元気に笑っている赤ちゃんに、了解も取らずワクチンを接種するのはかわいそうな気がします。でも、ママからもらった免疫が切れる3か月くらいから、感染症にかかりやすくなります。そこで今回は生後2か月から受けられる予防接種についてまとめてみました。
B型肝炎ワクチン
生まれてすぐから受けられる予防接種ですが、意外と知られていません。
日本のB型肝炎の感染者は100人に1人と言われていて、よく耳にする病気の一つです。
3歳未満で感染すると、将来肝臓がんになりやすくなりますが、早めのワクチン接種で予防できる病気です。
WHO(世界保健機構)では、生後すぐにB型肝炎ワクチンを定期接種することを推奨しています。
多くの国で3回の定期接種を実施していますが、日本では任意接種のみ。
1回5,000円~8,000円程度で、3回接種する必要があります。
平成25年の調査では、副反応の確率は軽微なものを含めて 0.001%、6か月未満の男の子1人に重篤な後遺症、10歳未満の男の子1人の死亡例がありました。
http://idsc.nih.go.jp/vaccine/dschedule/2012/Lchildren120401.pdf
BCGワクチン
BCGは、結核を予防するワクチンです。
結核は、乳幼児の患者は少ないものの、毎年12万人以上の日本人が感染している病気です。
BCGは生まれてすぐから接種できますが、5ヶ月~8か月の接種が標準です。
独特の注射の跡が残りますが、結核になるよりずっといいので、接種するべきです。
生ワクチンのため、集団接種で実施する場合が多く、赤ちゃんの体調と合わないと受けにくいのですが、できるだけ無料で受けられる期間に受けておきましょう。
副反応は少なく軽いのですが、まれに骨炎や骨髄炎にかかることがあります。
平成22年のデータでは、100万回の接種で骨炎などが5件発生しています。
Hib(ヒブ)ワクチン
Hibは、赤ちゃんの20人に1人くらいが鼻やのどにもっている細菌で、感染力が強いため保育園や幼稚園に通う子どもの多くが細菌を持っています。
この細菌が脳に達して感染し「細菌性骨髄炎」という命にかかわる病気を発症することがあります。
細菌性骨髄炎は、3割が死亡または重い後遺症が残る病気で、0歳児に最も多くみられます。
乳幼児の0.05%がかかってしまう怖い病気ですが、これを防ぐのがHibワクチン。
保育園など集団で生活する前に是非ワクチンを接種しましょう。
平成25年から定期接種になり、費用を負担することなく受けることができます。
任意なら1回8,000円程度です。
2か月~6か月の間に初回を接種して、合計4回で終了します。
副反応はほとんどありませんが、まれにアナフィラキシーのような症状があらわれることがあります。
http://www.mhlw.go.jp/bunya/kenkou/kekkaku-kansenshou/pdf/110228-2.pdf
小児用肺炎球菌ワクチン
小児用肺炎球菌ワクチンは、Hibワクチンと並んで細菌性骨髄炎を予防するワクチンです。

▶ 課題:
[1] 予防接種の文章のうち、「結核は、乳幼児の患者は少ない」から始まり「0歳児に最も多くみられます。」で終わる部分を、「集団接種」を「個別接種」に変えて書き直してください。
[2] 予防接種の文章を3文で要約してください。
[3] 予防接種の文章を、最後の文の後から書き進めてください。
データは参照しなくてかまいません。

▶ 表示データ:
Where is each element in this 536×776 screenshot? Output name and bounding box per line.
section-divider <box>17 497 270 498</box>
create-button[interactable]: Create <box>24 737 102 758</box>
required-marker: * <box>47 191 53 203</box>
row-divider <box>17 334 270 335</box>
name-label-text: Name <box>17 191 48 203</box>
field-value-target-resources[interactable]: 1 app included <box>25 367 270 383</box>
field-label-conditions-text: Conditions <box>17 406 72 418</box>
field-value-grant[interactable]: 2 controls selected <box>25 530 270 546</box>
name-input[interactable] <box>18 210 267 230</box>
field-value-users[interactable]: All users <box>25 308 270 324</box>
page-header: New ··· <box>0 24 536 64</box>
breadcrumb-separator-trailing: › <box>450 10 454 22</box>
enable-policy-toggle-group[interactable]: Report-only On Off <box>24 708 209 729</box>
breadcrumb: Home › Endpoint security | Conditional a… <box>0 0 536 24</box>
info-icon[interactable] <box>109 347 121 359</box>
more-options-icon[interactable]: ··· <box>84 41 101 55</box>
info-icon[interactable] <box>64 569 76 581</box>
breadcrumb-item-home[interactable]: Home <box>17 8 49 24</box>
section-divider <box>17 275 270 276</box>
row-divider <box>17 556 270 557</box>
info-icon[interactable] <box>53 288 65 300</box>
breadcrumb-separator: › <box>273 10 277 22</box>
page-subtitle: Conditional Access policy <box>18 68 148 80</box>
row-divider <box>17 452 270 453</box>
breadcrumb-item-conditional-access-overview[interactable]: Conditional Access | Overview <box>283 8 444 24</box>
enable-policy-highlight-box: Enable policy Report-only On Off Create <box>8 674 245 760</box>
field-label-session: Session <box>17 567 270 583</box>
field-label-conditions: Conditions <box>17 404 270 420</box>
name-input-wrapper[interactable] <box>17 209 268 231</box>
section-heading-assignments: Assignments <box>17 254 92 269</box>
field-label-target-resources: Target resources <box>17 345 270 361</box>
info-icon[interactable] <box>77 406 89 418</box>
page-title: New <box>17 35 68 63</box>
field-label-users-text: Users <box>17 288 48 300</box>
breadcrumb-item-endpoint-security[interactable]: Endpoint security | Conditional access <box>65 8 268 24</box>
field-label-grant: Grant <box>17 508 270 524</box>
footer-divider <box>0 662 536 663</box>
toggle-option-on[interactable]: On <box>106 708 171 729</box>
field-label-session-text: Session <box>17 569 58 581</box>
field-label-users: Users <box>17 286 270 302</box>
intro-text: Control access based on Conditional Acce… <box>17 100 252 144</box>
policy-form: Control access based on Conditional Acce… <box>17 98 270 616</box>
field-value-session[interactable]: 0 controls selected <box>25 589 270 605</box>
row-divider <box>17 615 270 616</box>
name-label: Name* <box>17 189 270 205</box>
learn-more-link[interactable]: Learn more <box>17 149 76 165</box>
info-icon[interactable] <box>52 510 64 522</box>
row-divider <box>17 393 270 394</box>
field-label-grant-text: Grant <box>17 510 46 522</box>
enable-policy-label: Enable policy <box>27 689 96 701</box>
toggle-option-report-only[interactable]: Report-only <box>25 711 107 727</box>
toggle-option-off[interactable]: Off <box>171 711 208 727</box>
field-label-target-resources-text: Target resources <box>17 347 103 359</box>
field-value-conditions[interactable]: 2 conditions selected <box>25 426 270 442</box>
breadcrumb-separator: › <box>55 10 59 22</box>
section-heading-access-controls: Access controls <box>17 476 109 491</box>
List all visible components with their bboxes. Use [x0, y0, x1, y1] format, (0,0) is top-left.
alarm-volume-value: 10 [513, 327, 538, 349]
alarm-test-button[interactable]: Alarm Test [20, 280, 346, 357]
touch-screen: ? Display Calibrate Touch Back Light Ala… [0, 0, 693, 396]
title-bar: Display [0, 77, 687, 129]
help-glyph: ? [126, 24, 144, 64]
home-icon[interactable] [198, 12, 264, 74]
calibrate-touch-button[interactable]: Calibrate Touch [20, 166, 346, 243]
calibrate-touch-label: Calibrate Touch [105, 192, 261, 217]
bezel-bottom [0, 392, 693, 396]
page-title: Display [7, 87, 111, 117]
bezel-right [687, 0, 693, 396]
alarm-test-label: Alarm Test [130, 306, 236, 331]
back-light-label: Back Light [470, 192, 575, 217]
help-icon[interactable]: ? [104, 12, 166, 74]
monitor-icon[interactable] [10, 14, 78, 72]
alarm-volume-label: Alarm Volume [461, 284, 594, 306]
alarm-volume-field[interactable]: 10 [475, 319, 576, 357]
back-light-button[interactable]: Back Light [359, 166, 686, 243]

▶ 解答:
[1]
結核は、乳幼児の患者は少ないものの、毎年12万人以上の日本人が感染している病気です。
BCGは生まれてすぐから接種できますが、5ヶ月~8か月の接種が標準です。
独特の注射の跡が残りますが、結核になるよりずっといいので、接種するべきです。
生ワクチンのため、個別接種で実施する場合が多く、赤ちゃんの体調と合わないと受けにくいのですが、できるだけ無料で受けられる期間に受けておきましょう。
副反応は少なく軽いのですが、まれに骨炎や骨髄炎にかかることがあります。
平成22年のデータでは、100万回の接種で骨炎などが5件発生しています。
Hib(ヒブ)ワクチン
Hibは、赤ちゃんの20人に1人くらいが鼻やのどにもっている細菌で、感染力が強いため保育園や幼稚園に通う子どもの多くが細菌を持っています。
この細菌が脳に達して感染し「細菌性骨髄炎」という命にかかわる病気を発症することがあります。
細菌性骨髄炎は、3割が死亡または重い後遺症が残る病気で、0歳児に最も多くみられます。

[2] ママからもらった免疫が切れる3か月くらいから感染症にかかりやすくなるため、生後2か月から受けられる予防接種がまとめられている。B型肝炎ワクチンは日本では任意接種のみで、1回5,000円~8,000円程度で3回接種する必要がある。BCGワクチンは結核を予防するもので5ヶ月~8か月の接種が標準であり、Hibワクチンは平成25年から定期接種となって合計4回で終了する。

[3]
これらのワクチンが普及する前は、子どもの細菌性骨髄炎患者は毎年1,000人程度。
このうち、ヒブによるものが最も多くて600人程度、次に肺炎球菌によるものが200人程度でした。
肺炎球菌による細菌性骨髄炎も、0歳児で最も多く、患者の半数程度が1歳未満。
その後徐々に減りますが、5歳くらいまでは注意が必要です。
小児用肺炎球菌ワクチンは、平成25年からは13種類(従来は7種類)の肺炎球菌に予防効果があるものが定期接種されています。
Hibと同じく4回接種することになっています。
自費なら1回1万円以上かかってしまいますが、定期接種になったため無料で受けることができます。
副反応は少なく、まれにアナフィラキシー・痙攣などがみられますが、比較的安心して受けられるワクチンです。
ロタウイルスワクチン
冬から春に流行する「ロタウイルス胃腸炎」を予防するワクチン。
ロタウイルス胃腸炎は乳幼児に多く、半数の乳幼児がかかると言われています。
有効な薬もないので、早めに接種したいワクチンの一つです。
WHOは、子どもの最重要ワクチンの一つに指定していますが、日本では任意接種です。
全部で2~3回接種し、合計30,000円前後かかります。
副反応として、まれに腸閉塞などがみられます。
早めに受けるべきワクチンが多いので、計画的に予防接種を受けないと、受け損ねてしまいます。
欧米では2か月の赤ちゃんに6種類のワクチンを接種するのが普通です。
生後2か月から受けられるHib・小児用肺炎球菌・ロタウイルスのワクチンは同時接種可能なので、小児科の先生と相談しながら進めて行ってください。
予防接種については改定が多く、接種時期や回数、定期接種か任意接種か、など頻繁に変更されています。
厚生労働省や国立感染症研究所のHPなどで、常に新しい情報をつかんで、適正にワクチンを接種して赤ちゃんの健康を守ってあげたいですね。